▶ [THE TASK]: Report every line below that holds the word "Number".

▶ [DATASET RECORDS]:
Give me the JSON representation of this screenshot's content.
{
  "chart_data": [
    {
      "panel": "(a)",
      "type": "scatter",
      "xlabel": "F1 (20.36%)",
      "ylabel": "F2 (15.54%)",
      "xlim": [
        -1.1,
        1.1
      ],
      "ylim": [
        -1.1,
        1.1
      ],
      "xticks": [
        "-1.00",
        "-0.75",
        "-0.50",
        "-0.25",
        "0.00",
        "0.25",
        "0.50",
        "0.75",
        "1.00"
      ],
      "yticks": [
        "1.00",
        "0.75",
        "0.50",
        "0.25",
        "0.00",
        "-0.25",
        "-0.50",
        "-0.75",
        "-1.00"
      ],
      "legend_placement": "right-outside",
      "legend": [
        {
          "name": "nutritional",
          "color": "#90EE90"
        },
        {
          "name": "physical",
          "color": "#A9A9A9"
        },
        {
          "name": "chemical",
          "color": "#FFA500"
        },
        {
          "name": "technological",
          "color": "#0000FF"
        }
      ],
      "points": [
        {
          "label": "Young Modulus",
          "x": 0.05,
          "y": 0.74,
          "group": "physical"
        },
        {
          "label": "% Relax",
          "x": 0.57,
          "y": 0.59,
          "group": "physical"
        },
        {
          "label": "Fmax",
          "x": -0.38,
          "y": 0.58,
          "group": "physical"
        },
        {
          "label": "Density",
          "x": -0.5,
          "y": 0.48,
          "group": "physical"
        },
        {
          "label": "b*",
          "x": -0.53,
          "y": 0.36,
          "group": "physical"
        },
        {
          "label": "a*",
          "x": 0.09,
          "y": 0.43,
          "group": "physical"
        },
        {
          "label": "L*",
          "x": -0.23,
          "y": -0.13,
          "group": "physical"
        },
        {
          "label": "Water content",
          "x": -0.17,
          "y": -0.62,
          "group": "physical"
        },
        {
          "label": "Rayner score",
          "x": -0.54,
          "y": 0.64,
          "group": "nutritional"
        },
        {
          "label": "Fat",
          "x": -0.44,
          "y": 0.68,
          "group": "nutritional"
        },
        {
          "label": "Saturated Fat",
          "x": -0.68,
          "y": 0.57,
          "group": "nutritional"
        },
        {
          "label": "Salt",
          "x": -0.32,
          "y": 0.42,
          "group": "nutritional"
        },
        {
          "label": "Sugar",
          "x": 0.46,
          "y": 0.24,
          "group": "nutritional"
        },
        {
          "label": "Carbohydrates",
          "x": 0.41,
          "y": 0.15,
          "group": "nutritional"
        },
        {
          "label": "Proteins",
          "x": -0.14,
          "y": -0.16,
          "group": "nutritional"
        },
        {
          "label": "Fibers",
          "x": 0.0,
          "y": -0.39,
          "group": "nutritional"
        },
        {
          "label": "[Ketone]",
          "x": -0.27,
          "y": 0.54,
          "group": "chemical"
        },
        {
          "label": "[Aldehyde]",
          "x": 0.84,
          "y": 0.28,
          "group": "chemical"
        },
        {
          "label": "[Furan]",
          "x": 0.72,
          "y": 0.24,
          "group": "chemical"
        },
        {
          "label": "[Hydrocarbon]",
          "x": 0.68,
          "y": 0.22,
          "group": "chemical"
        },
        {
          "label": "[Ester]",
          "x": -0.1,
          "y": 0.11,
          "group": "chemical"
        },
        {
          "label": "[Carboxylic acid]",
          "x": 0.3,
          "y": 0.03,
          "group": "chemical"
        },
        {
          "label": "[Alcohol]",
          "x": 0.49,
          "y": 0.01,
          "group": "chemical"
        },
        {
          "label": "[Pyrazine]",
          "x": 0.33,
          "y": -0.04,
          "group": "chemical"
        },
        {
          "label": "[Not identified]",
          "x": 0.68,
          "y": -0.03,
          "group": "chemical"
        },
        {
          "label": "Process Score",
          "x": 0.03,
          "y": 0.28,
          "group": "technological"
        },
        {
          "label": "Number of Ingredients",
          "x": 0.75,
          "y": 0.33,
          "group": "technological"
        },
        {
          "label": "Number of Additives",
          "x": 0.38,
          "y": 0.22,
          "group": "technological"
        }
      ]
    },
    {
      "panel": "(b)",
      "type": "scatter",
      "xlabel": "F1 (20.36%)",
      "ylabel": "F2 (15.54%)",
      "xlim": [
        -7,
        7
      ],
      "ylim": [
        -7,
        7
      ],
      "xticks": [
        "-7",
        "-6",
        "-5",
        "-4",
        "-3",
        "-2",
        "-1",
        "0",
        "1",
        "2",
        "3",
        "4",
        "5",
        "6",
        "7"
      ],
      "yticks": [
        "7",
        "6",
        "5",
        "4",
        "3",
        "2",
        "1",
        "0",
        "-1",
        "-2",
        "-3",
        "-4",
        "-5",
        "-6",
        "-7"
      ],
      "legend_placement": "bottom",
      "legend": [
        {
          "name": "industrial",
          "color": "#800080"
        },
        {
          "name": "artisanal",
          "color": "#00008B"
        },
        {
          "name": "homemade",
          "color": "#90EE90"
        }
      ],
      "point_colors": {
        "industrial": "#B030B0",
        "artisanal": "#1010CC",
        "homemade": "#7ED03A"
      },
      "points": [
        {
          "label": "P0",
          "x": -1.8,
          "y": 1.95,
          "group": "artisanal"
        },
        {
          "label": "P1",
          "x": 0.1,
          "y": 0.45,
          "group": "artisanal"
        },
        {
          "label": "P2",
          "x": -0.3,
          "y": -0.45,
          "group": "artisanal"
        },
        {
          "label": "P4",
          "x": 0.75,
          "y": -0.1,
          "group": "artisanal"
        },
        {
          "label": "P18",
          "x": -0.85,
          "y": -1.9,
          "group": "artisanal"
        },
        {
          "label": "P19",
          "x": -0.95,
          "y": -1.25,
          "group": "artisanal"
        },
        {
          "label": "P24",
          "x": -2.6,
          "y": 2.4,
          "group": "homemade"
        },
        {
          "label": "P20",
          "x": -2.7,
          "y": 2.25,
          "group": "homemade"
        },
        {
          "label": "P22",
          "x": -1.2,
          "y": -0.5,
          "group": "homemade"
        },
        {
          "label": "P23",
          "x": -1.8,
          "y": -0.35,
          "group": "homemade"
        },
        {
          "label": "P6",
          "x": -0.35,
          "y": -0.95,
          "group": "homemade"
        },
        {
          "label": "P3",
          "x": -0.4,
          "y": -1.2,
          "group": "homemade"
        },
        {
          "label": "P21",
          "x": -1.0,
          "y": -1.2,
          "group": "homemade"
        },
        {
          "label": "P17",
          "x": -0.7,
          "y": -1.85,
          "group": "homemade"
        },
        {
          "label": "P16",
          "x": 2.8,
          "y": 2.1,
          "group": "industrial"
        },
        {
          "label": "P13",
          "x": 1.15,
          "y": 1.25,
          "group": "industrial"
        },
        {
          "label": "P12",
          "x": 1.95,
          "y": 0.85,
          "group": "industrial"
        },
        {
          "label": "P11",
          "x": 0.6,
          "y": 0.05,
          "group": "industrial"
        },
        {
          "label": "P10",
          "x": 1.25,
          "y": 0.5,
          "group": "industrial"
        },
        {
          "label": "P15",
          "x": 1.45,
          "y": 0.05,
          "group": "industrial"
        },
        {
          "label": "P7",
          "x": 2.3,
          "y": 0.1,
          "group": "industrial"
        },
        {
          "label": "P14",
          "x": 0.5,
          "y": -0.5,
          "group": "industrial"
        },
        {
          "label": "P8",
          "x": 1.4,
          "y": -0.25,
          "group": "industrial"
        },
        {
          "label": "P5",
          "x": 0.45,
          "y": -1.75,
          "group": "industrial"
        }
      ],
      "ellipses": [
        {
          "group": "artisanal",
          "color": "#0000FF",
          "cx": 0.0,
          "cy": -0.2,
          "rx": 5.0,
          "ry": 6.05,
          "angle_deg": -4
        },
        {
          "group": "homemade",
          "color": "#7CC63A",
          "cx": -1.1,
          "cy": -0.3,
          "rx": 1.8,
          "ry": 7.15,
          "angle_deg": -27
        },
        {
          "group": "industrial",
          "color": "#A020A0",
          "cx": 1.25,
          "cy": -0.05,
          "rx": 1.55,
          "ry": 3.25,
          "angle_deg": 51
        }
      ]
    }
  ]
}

▶ [EXERCISE RESPONSE]:
          "label": "Number of Ingredients",
          "label": "Number of Additives",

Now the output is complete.